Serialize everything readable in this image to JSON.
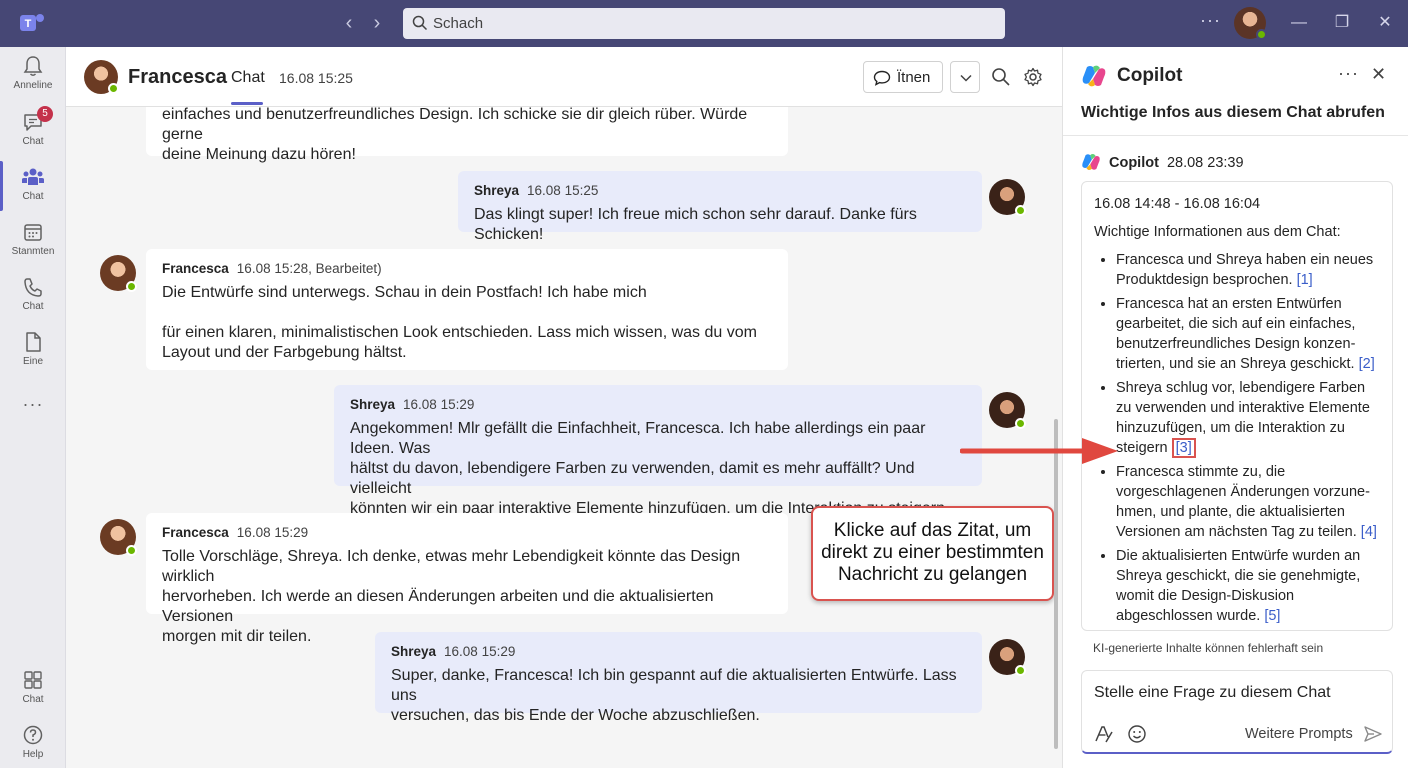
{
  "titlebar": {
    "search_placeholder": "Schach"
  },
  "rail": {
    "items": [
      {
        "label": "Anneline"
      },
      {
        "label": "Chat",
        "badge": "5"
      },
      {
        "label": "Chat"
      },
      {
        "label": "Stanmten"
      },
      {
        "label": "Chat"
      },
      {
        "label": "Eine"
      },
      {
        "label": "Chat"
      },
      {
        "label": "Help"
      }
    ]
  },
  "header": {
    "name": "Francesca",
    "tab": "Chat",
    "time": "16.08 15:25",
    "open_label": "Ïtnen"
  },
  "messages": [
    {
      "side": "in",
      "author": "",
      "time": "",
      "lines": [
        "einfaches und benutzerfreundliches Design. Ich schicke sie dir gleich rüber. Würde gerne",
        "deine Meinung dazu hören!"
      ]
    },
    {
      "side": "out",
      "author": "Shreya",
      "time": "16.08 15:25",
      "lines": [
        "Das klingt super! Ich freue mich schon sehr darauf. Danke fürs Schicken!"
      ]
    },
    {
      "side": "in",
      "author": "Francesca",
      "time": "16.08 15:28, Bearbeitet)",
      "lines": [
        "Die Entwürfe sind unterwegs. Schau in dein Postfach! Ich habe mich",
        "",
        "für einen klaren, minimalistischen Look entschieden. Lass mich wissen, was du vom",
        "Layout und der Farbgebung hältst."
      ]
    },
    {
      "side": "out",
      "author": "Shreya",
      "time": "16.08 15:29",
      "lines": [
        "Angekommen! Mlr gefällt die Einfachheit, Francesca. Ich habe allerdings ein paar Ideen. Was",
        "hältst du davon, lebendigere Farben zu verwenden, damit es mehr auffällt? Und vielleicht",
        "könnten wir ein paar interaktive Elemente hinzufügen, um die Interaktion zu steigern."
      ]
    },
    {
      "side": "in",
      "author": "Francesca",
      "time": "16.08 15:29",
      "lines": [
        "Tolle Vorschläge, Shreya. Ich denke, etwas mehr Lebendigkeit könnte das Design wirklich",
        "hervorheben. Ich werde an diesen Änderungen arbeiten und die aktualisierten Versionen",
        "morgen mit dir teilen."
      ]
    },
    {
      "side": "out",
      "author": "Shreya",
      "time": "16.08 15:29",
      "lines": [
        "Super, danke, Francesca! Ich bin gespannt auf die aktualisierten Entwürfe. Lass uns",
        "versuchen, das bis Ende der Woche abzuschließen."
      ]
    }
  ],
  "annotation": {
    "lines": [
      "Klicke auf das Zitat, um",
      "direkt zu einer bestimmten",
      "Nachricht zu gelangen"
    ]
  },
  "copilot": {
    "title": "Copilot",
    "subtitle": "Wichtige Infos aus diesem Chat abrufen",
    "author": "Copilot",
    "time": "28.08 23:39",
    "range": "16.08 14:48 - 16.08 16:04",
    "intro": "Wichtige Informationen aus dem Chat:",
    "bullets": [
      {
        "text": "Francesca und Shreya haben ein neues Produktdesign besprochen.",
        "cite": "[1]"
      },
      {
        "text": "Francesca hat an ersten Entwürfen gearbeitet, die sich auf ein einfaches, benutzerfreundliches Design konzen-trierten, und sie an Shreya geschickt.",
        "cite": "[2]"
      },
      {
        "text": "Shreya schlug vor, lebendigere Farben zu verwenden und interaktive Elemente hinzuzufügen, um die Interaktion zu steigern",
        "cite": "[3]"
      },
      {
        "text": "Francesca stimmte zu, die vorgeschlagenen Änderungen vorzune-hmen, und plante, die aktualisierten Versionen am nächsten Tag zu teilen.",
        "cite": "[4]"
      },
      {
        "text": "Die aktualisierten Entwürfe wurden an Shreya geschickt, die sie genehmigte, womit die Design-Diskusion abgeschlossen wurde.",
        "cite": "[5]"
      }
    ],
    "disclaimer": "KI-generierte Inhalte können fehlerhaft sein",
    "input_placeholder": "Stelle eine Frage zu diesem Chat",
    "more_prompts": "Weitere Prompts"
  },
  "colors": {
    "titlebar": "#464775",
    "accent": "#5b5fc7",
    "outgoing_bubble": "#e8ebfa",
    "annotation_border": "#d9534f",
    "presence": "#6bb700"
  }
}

• • • • • • •

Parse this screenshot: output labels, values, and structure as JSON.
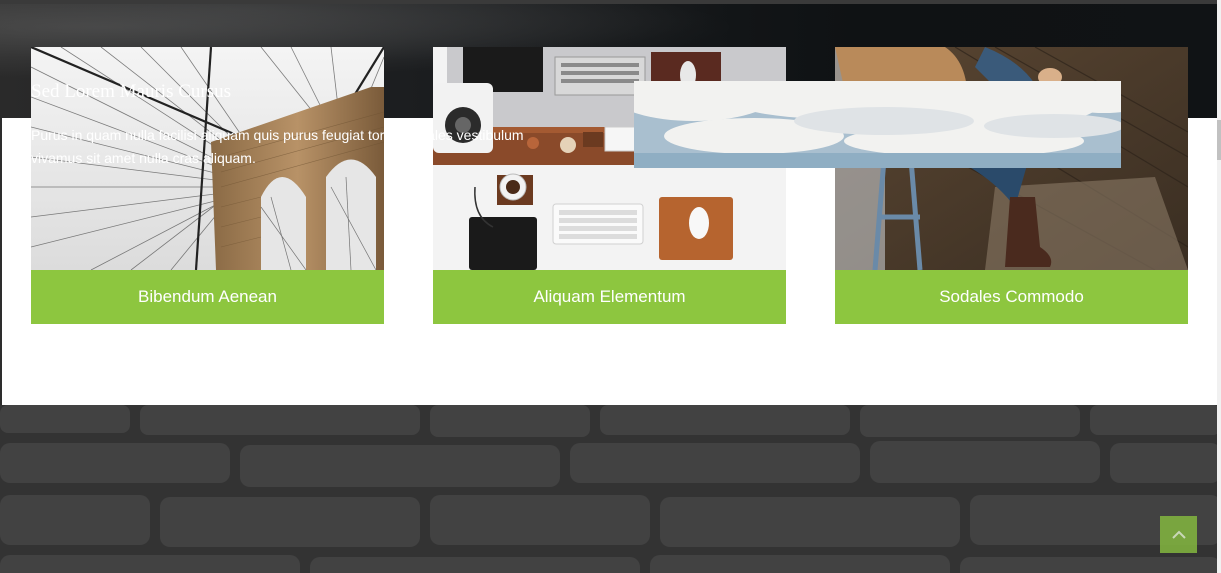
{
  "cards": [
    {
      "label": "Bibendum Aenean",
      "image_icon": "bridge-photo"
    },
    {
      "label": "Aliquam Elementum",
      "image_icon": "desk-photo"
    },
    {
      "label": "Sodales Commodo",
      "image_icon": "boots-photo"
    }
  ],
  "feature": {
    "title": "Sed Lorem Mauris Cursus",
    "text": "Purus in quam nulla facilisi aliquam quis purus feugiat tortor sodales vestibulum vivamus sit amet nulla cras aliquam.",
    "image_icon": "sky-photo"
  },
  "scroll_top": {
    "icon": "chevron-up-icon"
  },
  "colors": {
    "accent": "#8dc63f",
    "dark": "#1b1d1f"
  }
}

• • • • • • •

### Short exercise:
Take every line containing the word "time" and copy it.

### Response to the task:
    "time": "16.08 15:25",
      "time": "",
      "time": "16.08 15:25",
      "time": "16.08 15:28, Bearbeitet)",
      "time": "16.08 15:29",
      "time": "16.08 15:29",
      "time": "16.08 15:29",
    "time": "28.08 23:39",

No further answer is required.